## Your task:
Search the material for "title" and show all lines that contain it.
--- begin Data shown ---
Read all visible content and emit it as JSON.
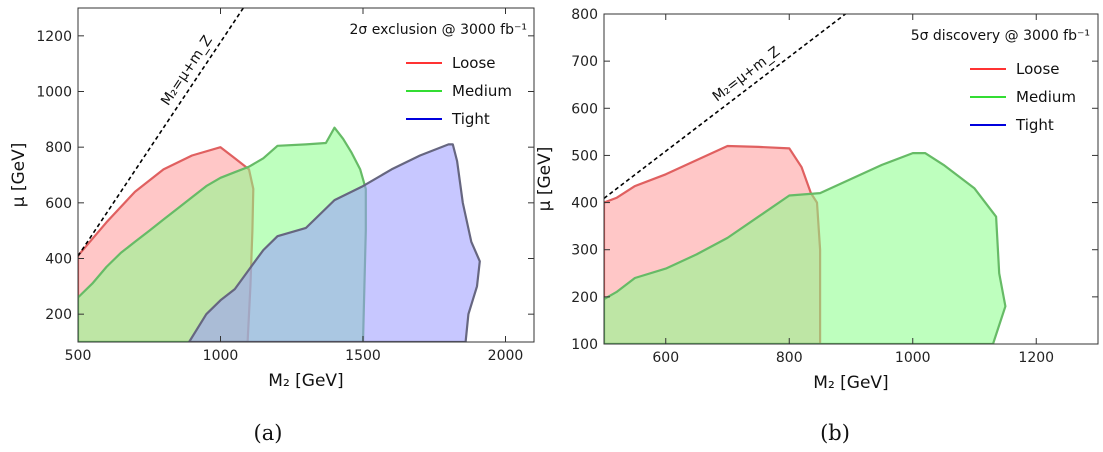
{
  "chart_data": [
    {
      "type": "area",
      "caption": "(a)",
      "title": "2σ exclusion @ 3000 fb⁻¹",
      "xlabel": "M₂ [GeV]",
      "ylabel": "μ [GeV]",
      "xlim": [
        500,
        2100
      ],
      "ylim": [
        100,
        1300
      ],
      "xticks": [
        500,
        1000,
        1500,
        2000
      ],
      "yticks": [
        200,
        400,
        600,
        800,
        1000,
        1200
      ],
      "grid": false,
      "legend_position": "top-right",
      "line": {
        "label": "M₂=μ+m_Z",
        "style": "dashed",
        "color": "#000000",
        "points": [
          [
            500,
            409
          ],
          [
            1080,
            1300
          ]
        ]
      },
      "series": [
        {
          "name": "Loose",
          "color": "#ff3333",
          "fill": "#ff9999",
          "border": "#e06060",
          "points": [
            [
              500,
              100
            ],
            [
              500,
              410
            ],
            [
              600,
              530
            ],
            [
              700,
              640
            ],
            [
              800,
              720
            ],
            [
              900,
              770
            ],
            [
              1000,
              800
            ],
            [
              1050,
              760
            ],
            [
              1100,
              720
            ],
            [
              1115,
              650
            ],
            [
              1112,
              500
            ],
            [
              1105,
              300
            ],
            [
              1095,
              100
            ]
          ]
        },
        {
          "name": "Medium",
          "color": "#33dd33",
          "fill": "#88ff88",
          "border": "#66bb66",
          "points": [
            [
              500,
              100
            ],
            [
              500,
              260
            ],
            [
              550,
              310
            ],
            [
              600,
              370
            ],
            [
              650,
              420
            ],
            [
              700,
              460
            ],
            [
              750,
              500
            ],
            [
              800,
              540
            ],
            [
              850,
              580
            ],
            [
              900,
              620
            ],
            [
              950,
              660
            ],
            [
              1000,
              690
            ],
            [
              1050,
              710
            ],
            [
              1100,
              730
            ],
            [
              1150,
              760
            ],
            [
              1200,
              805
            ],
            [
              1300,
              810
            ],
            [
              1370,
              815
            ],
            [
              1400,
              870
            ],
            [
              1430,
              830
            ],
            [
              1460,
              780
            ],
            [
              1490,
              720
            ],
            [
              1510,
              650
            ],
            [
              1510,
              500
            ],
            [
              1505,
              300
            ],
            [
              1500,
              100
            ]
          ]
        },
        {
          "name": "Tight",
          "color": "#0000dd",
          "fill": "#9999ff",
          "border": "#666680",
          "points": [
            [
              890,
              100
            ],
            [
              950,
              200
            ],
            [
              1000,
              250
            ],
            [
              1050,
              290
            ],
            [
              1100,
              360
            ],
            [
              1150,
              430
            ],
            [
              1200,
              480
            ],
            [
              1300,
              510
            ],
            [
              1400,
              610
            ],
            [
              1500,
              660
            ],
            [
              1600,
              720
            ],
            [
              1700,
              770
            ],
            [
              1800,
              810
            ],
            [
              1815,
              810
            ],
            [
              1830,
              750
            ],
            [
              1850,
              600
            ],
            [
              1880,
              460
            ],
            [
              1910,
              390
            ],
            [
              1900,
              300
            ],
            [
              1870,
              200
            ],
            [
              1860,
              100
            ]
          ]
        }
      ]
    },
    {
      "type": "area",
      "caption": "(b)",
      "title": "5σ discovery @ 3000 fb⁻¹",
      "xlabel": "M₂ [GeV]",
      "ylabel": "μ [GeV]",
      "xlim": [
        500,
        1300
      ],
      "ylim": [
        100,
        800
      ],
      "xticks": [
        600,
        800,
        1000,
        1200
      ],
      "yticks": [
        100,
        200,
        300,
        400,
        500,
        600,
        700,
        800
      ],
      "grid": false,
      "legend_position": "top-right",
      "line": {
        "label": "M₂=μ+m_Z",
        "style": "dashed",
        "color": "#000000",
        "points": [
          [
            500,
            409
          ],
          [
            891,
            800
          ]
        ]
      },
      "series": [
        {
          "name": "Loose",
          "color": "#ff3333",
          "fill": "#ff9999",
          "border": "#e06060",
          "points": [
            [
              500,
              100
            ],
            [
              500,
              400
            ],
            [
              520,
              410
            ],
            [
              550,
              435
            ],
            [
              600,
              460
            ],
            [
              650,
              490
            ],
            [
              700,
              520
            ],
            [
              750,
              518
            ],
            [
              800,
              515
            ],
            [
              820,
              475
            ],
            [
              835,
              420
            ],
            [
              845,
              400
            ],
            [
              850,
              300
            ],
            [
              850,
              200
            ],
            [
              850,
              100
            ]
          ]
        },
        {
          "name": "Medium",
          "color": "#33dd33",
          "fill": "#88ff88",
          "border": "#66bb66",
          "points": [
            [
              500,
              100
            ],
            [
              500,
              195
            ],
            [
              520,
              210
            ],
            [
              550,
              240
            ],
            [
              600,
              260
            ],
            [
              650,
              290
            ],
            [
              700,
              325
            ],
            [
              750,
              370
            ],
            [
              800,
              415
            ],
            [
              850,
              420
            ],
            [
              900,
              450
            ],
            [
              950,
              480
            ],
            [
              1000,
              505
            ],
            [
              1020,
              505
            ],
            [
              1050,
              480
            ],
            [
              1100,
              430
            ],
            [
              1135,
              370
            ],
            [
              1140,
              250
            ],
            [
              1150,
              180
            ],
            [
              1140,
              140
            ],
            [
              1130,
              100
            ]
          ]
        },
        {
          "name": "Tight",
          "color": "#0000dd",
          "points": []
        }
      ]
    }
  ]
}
--- end Data shown ---
--- begin Data shown ---
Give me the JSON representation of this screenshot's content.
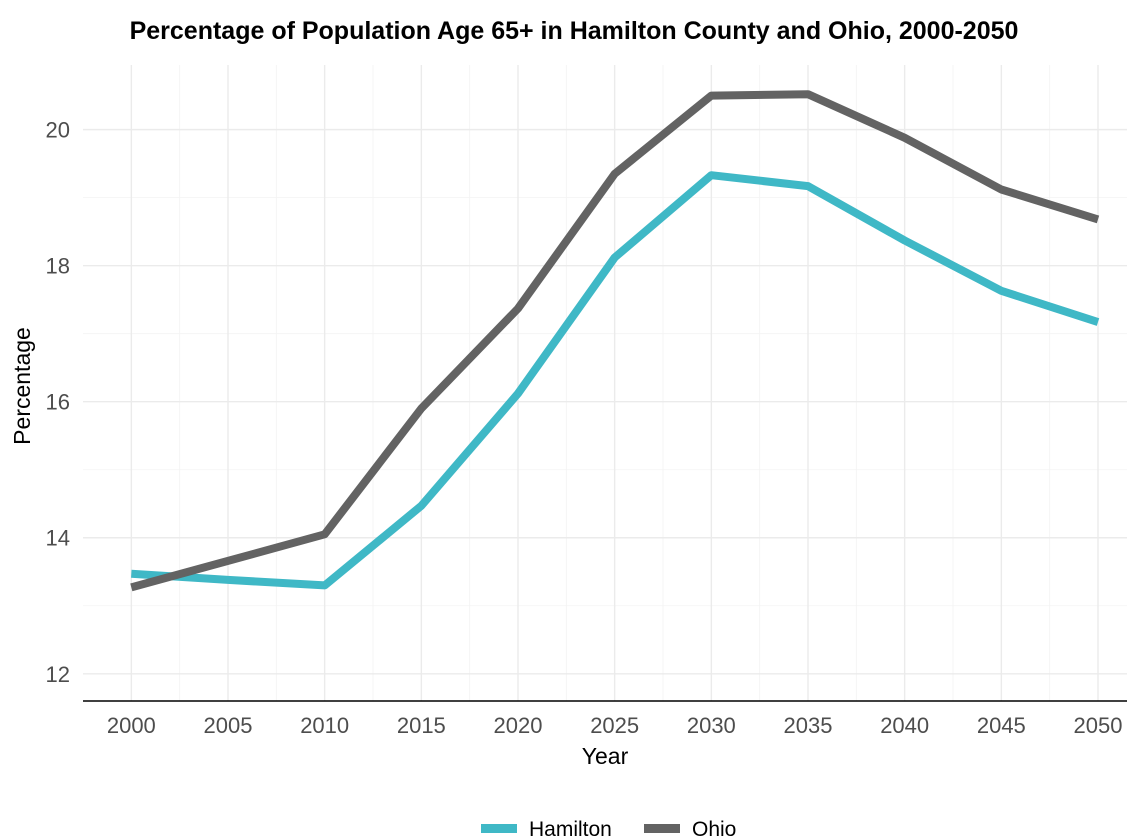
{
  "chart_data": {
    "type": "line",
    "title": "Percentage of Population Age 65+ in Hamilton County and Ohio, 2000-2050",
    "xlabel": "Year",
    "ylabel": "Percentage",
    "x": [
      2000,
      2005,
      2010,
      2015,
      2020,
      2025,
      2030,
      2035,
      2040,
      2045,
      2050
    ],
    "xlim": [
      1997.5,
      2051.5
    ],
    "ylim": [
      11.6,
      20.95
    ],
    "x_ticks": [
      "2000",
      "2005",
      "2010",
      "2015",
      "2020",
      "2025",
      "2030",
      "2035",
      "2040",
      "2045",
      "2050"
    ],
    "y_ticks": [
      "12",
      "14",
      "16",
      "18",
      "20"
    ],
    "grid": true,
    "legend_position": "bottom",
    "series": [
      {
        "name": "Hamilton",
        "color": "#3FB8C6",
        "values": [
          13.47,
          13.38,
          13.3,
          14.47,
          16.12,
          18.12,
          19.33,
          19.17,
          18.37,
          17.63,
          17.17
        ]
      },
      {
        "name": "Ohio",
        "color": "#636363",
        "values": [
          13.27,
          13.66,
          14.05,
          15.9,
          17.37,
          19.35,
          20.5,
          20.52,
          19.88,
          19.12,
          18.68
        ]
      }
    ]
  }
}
--- end Data shown ---
--- begin Data shown ---
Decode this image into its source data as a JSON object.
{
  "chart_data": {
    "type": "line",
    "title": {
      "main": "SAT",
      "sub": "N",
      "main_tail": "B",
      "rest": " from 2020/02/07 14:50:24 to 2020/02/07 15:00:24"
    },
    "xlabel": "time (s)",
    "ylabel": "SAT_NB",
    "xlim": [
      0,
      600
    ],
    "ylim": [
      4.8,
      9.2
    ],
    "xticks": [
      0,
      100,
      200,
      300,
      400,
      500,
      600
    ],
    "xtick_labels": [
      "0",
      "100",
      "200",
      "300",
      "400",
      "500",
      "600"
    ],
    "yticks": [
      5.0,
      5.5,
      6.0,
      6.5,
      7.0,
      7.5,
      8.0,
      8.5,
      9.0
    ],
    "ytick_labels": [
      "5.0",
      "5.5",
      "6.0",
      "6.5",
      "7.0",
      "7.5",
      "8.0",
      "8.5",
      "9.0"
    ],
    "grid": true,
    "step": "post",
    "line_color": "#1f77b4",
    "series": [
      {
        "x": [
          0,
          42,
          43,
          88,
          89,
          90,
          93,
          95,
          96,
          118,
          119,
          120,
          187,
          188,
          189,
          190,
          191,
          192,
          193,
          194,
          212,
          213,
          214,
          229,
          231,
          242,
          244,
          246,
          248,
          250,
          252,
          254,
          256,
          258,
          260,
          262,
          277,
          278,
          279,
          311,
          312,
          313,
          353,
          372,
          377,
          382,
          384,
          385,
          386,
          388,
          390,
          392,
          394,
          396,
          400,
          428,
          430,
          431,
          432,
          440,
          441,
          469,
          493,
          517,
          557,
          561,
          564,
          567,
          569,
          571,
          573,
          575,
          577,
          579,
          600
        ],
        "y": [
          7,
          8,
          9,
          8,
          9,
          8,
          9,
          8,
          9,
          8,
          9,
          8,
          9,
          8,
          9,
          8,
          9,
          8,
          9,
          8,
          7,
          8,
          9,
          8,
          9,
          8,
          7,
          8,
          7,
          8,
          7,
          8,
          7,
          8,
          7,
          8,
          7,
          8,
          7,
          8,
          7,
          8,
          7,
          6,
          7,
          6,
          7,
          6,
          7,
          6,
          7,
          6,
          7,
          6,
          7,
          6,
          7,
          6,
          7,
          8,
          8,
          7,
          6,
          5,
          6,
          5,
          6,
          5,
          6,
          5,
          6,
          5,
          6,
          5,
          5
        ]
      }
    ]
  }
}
--- end Data shown ---
## Result for this task:
      "title": "2σ exclusion @ 3000 fb⁻¹",
      "title": "5σ discovery @ 3000 fb⁻¹",
    "title": "Percentage of Population Age 65+ in Hamilton County and Ohio, 2000-2050",
    "title": {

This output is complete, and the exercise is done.